TO DO => All of the data below should be written out exactly.

Stored data entries =>
-- START --

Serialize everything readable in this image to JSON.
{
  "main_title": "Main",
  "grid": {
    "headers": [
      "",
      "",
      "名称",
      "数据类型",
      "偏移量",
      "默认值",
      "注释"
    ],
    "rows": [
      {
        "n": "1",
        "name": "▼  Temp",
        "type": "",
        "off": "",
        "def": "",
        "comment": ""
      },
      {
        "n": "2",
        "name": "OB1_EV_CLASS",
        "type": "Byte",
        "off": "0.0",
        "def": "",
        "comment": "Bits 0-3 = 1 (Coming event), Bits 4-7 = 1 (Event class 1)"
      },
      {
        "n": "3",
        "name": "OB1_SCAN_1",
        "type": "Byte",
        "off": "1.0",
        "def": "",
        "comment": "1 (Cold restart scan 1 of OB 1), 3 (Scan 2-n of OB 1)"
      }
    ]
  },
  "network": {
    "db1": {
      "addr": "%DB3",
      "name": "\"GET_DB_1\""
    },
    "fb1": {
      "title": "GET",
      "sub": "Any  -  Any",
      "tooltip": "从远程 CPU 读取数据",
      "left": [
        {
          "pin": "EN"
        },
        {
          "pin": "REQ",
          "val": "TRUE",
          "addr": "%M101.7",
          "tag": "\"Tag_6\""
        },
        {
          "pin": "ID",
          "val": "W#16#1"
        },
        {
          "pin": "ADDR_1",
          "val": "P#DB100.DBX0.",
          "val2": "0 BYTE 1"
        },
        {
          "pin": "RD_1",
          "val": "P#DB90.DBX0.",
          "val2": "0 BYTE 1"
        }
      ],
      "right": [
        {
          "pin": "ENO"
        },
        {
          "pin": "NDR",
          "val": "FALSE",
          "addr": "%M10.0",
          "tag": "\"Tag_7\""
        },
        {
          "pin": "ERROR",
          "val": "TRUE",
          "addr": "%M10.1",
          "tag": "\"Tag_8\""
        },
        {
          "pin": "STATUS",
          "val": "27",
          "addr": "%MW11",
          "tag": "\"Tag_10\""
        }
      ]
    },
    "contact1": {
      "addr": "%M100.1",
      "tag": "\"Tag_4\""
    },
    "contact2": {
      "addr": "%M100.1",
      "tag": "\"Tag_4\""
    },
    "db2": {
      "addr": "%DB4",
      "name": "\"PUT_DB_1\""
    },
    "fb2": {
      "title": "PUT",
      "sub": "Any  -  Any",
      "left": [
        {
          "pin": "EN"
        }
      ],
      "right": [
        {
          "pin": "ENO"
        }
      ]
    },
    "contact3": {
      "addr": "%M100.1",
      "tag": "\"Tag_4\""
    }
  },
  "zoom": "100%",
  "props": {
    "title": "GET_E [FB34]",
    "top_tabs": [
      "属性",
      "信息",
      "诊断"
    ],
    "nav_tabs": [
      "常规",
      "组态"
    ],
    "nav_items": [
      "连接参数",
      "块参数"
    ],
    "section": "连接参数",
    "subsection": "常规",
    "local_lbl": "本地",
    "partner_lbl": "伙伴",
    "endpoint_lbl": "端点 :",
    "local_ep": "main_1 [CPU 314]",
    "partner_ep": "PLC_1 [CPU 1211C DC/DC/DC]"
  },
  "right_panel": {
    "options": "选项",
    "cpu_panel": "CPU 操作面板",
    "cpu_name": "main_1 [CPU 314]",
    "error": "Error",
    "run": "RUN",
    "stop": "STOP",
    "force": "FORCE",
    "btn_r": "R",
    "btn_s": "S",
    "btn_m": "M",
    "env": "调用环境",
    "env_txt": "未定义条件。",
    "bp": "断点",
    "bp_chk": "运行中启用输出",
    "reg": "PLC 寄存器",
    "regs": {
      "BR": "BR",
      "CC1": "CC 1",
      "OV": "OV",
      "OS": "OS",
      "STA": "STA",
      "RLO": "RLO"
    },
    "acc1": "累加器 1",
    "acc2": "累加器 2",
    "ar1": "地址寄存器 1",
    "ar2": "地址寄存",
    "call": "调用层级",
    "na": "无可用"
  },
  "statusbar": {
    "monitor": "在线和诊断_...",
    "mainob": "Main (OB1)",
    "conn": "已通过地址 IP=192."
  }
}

-- END --

THE SOLUTION =>
Serialize everything readable in this image to JSON.
{
  "main_title": "Main",
  "grid": {
    "headers": [
      "",
      "",
      "名称",
      "数据类型",
      "偏移量",
      "默认值",
      "注释"
    ],
    "rows": [
      {
        "n": "1",
        "name": "▼  Temp",
        "type": "",
        "off": "",
        "def": "",
        "comment": ""
      },
      {
        "n": "2",
        "name": "OB1_EV_CLASS",
        "type": "Byte",
        "off": "0.0",
        "def": "",
        "comment": "Bits 0-3 = 1 (Coming event), Bits 4-7 = 1 (Event class 1)"
      },
      {
        "n": "3",
        "name": "OB1_SCAN_1",
        "type": "Byte",
        "off": "1.0",
        "def": "",
        "comment": "1 (Cold restart scan 1 of OB 1), 3 (Scan 2-n of OB 1)"
      }
    ]
  },
  "network": {
    "db1": {
      "addr": "%DB3",
      "name": "\"GET_DB_1\""
    },
    "fb1": {
      "title": "GET",
      "sub": "Any  -  Any",
      "tooltip": "从远程 CPU 读取数据",
      "left": [
        {
          "pin": "EN"
        },
        {
          "pin": "REQ",
          "val": "TRUE",
          "addr": "%M101.7",
          "tag": "\"Tag_6\""
        },
        {
          "pin": "ID",
          "val": "W#16#1"
        },
        {
          "pin": "ADDR_1",
          "val": "P#DB100.DBX0.",
          "val2": "0 BYTE 1"
        },
        {
          "pin": "RD_1",
          "val": "P#DB90.DBX0.",
          "val2": "0 BYTE 1"
        }
      ],
      "right": [
        {
          "pin": "ENO"
        },
        {
          "pin": "NDR",
          "val": "FALSE",
          "addr": "%M10.0",
          "tag": "\"Tag_7\""
        },
        {
          "pin": "ERROR",
          "val": "TRUE",
          "addr": "%M10.1",
          "tag": "\"Tag_8\""
        },
        {
          "pin": "STATUS",
          "val": "27",
          "addr": "%MW11",
          "tag": "\"Tag_10\""
        }
      ]
    },
    "contact1": {
      "addr": "%M100.1",
      "tag": "\"Tag_4\""
    },
    "contact2": {
      "addr": "%M100.1",
      "tag": "\"Tag_4\""
    },
    "db2": {
      "addr": "%DB4",
      "name": "\"PUT_DB_1\""
    },
    "fb2": {
      "title": "PUT",
      "sub": "Any  -  Any",
      "left": [
        {
          "pin": "EN"
        }
      ],
      "right": [
        {
          "pin": "ENO"
        }
      ]
    },
    "contact3": {
      "addr": "%M100.1",
      "tag": "\"Tag_4\""
    }
  },
  "zoom": "100%",
  "props": {
    "title": "GET_E [FB34]",
    "top_tabs": [
      "属性",
      "信息",
      "诊断"
    ],
    "nav_tabs": [
      "常规",
      "组态"
    ],
    "nav_items": [
      "连接参数",
      "块参数"
    ],
    "section": "连接参数",
    "subsection": "常规",
    "local_lbl": "本地",
    "partner_lbl": "伙伴",
    "endpoint_lbl": "端点 :",
    "local_ep": "main_1 [CPU 314]",
    "partner_ep": "PLC_1 [CPU 1211C DC/DC/DC]"
  },
  "right_panel": {
    "options": "选项",
    "cpu_panel": "CPU 操作面板",
    "cpu_name": "main_1 [CPU 314]",
    "error": "Error",
    "run": "RUN",
    "stop": "STOP",
    "force": "FORCE",
    "btn_r": "R",
    "btn_s": "S",
    "btn_m": "M",
    "env": "调用环境",
    "env_txt": "未定义条件。",
    "bp": "断点",
    "bp_chk": "运行中启用输出",
    "reg": "PLC 寄存器",
    "regs": {
      "BR": "BR",
      "CC1": "CC 1",
      "OV": "OV",
      "OS": "OS",
      "STA": "STA",
      "RLO": "RLO"
    },
    "acc1": "累加器 1",
    "acc2": "累加器 2",
    "ar1": "地址寄存器 1",
    "ar2": "地址寄存",
    "call": "调用层级",
    "na": "无可用"
  },
  "statusbar": {
    "monitor": "在线和诊断_...",
    "mainob": "Main (OB1)",
    "conn": "已通过地址 IP=192."
  }
}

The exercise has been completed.